===== TEXTO DE ORIGEM =====

O maior problema do diretor e, por conseqüência, de seu filme, é não saber quando parar. Crowe parece não saber ao certo quando e como acabar uma cena, por isso ele coloca uma música pop nostálgica e melancólica, deixa a seqüência e a canção rolar por alguns segundos e aí corta. Essa estratégia fica mais perigosa à medida em que o filme avança, porque aí ele realmente não sabe como acabar a história e por isso faz uma colagem de diversas músicas, por uns dez minutos seguindo uma road trip do protagonista.
Como a maioria dos filmes de Crowe – exceto por Vanilla Sky -- é possível notar que foi feito com extrema paixão por parte dele, e muito envolvimento do elenco e equipe técnica. No entanto, isso não salva o roteiro de cair no limbo das idéias mal desenvolvidas. Não ajuda muito o fato de todo o elenco parecer deslocado em personagens sem muita coerência. É uma pena ver Susan Sarandon se esforçando para dar credibilidade a algun cenas patéticos.

===== LINHAS EXIBIDAS =====

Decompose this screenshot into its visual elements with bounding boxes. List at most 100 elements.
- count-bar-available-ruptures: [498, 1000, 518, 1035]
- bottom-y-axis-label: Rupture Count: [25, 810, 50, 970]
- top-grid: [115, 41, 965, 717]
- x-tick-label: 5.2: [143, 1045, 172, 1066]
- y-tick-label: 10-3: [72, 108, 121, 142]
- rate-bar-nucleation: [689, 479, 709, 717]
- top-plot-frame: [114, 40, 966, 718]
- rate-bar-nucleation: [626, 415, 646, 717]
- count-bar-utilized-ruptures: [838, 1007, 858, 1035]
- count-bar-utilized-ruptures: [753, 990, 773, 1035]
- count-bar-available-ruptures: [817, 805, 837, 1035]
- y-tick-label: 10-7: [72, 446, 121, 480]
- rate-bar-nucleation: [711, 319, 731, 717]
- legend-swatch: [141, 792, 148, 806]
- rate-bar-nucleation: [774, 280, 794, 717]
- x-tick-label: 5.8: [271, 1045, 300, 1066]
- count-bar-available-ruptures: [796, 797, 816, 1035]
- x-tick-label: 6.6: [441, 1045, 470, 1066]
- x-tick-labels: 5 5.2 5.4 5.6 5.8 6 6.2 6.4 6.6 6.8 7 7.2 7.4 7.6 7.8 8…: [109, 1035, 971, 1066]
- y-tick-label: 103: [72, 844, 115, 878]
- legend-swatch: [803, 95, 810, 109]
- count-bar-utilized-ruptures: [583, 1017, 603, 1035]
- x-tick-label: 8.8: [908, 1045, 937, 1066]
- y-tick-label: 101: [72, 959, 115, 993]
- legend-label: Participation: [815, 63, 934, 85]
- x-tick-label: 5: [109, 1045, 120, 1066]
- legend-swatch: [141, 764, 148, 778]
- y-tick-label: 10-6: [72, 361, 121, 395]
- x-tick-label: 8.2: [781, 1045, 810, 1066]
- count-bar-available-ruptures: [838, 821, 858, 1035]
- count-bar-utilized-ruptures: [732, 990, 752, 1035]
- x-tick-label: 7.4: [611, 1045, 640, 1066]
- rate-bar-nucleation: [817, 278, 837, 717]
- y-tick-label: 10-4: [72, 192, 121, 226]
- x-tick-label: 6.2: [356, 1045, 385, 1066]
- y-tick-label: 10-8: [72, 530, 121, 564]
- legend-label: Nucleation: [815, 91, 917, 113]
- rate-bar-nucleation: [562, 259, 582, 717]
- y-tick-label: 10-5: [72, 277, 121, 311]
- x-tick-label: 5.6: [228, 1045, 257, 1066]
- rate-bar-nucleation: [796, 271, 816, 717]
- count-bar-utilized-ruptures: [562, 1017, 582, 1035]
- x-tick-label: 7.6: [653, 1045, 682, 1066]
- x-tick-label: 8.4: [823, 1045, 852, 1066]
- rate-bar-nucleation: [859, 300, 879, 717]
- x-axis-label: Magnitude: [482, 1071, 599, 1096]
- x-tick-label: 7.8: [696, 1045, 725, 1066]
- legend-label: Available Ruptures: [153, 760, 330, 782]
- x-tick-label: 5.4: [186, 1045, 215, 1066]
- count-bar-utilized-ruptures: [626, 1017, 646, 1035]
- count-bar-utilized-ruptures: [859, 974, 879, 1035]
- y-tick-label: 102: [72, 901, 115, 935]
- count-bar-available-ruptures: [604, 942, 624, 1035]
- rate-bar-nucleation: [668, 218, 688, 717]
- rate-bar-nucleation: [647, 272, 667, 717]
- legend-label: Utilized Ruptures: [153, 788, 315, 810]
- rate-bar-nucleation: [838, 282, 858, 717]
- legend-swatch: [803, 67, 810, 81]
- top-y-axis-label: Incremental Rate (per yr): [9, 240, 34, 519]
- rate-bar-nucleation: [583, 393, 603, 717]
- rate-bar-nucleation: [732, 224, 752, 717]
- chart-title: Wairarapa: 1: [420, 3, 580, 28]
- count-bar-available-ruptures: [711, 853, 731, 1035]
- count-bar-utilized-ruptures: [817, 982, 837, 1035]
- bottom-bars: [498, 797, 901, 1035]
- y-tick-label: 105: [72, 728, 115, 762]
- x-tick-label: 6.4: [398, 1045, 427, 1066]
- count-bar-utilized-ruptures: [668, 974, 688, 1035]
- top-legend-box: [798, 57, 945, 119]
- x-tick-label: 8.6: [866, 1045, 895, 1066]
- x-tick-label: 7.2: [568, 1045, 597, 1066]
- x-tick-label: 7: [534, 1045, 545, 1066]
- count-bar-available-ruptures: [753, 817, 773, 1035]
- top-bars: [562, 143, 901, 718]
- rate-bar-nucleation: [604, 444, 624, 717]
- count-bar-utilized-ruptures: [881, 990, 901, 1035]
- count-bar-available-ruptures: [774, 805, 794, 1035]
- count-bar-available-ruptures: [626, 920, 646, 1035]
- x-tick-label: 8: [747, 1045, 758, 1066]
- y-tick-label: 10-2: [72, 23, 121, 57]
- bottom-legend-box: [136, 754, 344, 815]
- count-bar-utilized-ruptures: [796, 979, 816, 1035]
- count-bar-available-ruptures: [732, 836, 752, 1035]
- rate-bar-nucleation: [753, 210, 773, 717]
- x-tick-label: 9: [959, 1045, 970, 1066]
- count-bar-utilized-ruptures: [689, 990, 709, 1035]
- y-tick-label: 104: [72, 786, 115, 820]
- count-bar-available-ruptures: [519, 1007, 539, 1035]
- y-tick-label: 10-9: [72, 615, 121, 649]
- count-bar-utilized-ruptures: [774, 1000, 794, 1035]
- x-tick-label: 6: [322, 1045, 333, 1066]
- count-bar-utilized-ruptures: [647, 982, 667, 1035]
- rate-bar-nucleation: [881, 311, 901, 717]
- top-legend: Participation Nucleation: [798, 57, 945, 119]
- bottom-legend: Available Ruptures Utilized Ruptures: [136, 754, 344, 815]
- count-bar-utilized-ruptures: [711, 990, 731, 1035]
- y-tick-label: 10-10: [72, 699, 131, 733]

=====

## INSTRUÇÕES
(A) Passe para o inglês esta frase da crítica sobre o filme de Crowe: "No entanto, isso não salva o roteiro de cair no limbo das idéias mal desenvolvidas."
(B) Responda com base na crítica sobre o filme de Crowe:
(i) Que tipo de música Crowe coloca quando não sabe como acabar uma cena?
(ii) Por quanto tempo dura a colagem de músicas que segue a road trip do protagonista?
(iii) Qual filme de Crowe é apontado como exceção?
(C) Prolongue a crítica sobre o filme de Crowe a partir do ponto em que ela termina.
As linhas não têm nenhuma relação com a crítica sobre o filme de Crowe.

## SUAS RESPOSTAS
(A) However, that does not keep the script from falling into the limbo of poorly developed ideas.

(B)
(i) Uma música pop nostálgica e melancólica.
(ii) Por uns dez minutos.
(iii) Vanilla Sky.

(C)
A trama central lembra o sucesso independente Hora de Voltar, que em seu favor tinha um roteiro muito bem escrito e um diretor jovem com vigor e idéias novas. Em Elizabethtown Drew é mandado embora da fábrica de tênis onde trabalha, e está planejando um suicídio quando a irmã liga avisando que o pai morreu e ele deve ir buscar o corpo.
Durante a viagem ele conhece uma comissária de bordo (Kirsten Dunst) com quem acaba se envolvendo. Toda a situação do funeral, da perda e a presença da moça vai ajuda-lo a aprender a ver a vida de outra forma, a encarar os problemas de outra maneira. Tudo isso não é lá uma idéia nova, mas dado o tratamento certo poderia ter rendido um filme bem melhor.